[Start of RECORDS]

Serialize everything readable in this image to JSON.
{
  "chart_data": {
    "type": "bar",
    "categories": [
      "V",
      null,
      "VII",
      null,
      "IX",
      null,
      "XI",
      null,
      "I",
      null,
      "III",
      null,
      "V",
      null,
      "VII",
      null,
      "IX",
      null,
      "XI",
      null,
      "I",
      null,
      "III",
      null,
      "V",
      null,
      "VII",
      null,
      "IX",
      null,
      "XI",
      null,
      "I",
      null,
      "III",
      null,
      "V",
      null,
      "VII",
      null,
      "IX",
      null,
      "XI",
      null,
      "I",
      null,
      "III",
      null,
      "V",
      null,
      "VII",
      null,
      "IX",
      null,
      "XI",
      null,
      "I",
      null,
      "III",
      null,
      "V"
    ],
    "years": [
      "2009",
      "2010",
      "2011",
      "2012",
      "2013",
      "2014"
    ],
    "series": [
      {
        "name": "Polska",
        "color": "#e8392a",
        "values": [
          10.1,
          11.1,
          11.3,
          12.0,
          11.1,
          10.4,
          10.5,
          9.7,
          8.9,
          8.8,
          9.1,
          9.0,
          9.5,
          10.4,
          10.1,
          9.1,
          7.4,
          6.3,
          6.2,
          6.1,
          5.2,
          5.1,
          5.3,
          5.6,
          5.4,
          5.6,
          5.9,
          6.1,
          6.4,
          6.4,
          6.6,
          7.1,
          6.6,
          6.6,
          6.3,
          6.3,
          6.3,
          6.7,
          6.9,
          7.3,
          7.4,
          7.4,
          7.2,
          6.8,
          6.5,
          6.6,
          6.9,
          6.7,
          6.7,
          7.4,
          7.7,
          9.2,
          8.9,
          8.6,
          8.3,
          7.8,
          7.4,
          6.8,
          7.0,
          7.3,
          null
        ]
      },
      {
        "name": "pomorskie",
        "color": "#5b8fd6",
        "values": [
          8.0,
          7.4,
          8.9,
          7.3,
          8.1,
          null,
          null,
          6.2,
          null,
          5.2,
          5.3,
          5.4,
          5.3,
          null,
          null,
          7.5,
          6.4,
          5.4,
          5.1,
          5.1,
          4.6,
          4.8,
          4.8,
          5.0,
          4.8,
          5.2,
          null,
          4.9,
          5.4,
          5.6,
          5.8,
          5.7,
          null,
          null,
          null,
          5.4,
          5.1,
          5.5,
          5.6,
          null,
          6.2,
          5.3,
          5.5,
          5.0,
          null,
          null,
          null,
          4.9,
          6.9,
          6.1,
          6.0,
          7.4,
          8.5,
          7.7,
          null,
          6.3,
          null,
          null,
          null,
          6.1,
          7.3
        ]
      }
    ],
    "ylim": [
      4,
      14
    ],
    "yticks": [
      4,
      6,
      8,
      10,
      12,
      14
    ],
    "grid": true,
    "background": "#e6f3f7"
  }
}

[End of RECORDS]

== WHAT THE TASK REQUIRES ==
Reproduce each record exactly, leaving nothing out.

== RESULT OF THE TASK ==
Serialize everything readable in this image to JSON.
{
  "chart_data": {
    "type": "bar",
    "categories": [
      "V",
      null,
      "VII",
      null,
      "IX",
      null,
      "XI",
      null,
      "I",
      null,
      "III",
      null,
      "V",
      null,
      "VII",
      null,
      "IX",
      null,
      "XI",
      null,
      "I",
      null,
      "III",
      null,
      "V",
      null,
      "VII",
      null,
      "IX",
      null,
      "XI",
      null,
      "I",
      null,
      "III",
      null,
      "V",
      null,
      "VII",
      null,
      "IX",
      null,
      "XI",
      null,
      "I",
      null,
      "III",
      null,
      "V",
      null,
      "VII",
      null,
      "IX",
      null,
      "XI",
      null,
      "I",
      null,
      "III",
      null,
      "V"
    ],
    "years": [
      "2009",
      "2010",
      "2011",
      "2012",
      "2013",
      "2014"
    ],
    "series": [
      {
        "name": "Polska",
        "color": "#e8392a",
        "values": [
          10.1,
          11.1,
          11.3,
          12.0,
          11.1,
          10.4,
          10.5,
          9.7,
          8.9,
          8.8,
          9.1,
          9.0,
          9.5,
          10.4,
          10.1,
          9.1,
          7.4,
          6.3,
          6.2,
          6.1,
          5.2,
          5.1,
          5.3,
          5.6,
          5.4,
          5.6,
          5.9,
          6.1,
          6.4,
          6.4,
          6.6,
          7.1,
          6.6,
          6.6,
          6.3,
          6.3,
          6.3,
          6.7,
          6.9,
          7.3,
          7.4,
          7.4,
          7.2,
          6.8,
          6.5,
          6.6,
          6.9,
          6.7,
          6.7,
          7.4,
          7.7,
          9.2,
          8.9,
          8.6,
          8.3,
          7.8,
          7.4,
          6.8,
          7.0,
          7.3,
          null
        ]
      },
      {
        "name": "pomorskie",
        "color": "#5b8fd6",
        "values": [
          8.0,
          7.4,
          8.9,
          7.3,
          8.1,
          null,
          null,
          6.2,
          null,
          5.2,
          5.3,
          5.4,
          5.3,
          null,
          null,
          7.5,
          6.4,
          5.4,
          5.1,
          5.1,
          4.6,
          4.8,
          4.8,
          5.0,
          4.8,
          5.2,
          null,
          4.9,
          5.4,
          5.6,
          5.8,
          5.7,
          null,
          null,
          null,
          5.4,
          5.1,
          5.5,
          5.6,
          null,
          6.2,
          5.3,
          5.5,
          5.0,
          null,
          null,
          null,
          4.9,
          6.9,
          6.1,
          6.0,
          7.4,
          8.5,
          7.7,
          null,
          6.3,
          null,
          null,
          null,
          6.1,
          7.3
        ]
      }
    ],
    "ylim": [
      4,
      14
    ],
    "yticks": [
      4,
      6,
      8,
      10,
      12,
      14
    ],
    "grid": true,
    "background": "#e6f3f7"
  }
}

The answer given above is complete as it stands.